What needs to be done:
Copy out all the records exactly.

Dataset extract:
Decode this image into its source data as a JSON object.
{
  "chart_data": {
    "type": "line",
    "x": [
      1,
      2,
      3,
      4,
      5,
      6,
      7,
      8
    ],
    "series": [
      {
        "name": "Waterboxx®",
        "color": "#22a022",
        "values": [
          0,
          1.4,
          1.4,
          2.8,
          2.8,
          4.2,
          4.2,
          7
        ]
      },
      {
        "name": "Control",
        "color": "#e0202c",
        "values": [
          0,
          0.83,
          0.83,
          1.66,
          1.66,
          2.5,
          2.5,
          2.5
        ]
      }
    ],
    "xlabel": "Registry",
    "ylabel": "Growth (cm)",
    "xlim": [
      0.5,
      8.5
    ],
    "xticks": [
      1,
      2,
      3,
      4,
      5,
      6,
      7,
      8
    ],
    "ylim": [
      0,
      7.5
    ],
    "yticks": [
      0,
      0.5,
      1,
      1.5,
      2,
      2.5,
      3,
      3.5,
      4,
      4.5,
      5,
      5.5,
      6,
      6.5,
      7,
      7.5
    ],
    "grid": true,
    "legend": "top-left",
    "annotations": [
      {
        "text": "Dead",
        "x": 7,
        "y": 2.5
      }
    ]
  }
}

Expected answer:
Decode this image into its source data as a JSON object.
{
  "chart_data": {
    "type": "line",
    "x": [
      1,
      2,
      3,
      4,
      5,
      6,
      7,
      8
    ],
    "series": [
      {
        "name": "Waterboxx®",
        "color": "#22a022",
        "values": [
          0,
          1.4,
          1.4,
          2.8,
          2.8,
          4.2,
          4.2,
          7
        ]
      },
      {
        "name": "Control",
        "color": "#e0202c",
        "values": [
          0,
          0.83,
          0.83,
          1.66,
          1.66,
          2.5,
          2.5,
          2.5
        ]
      }
    ],
    "xlabel": "Registry",
    "ylabel": "Growth (cm)",
    "xlim": [
      0.5,
      8.5
    ],
    "xticks": [
      1,
      2,
      3,
      4,
      5,
      6,
      7,
      8
    ],
    "ylim": [
      0,
      7.5
    ],
    "yticks": [
      0,
      0.5,
      1,
      1.5,
      2,
      2.5,
      3,
      3.5,
      4,
      4.5,
      5,
      5.5,
      6,
      6.5,
      7,
      7.5
    ],
    "grid": true,
    "legend": "top-left",
    "annotations": [
      {
        "text": "Dead",
        "x": 7,
        "y": 2.5
      }
    ]
  }
}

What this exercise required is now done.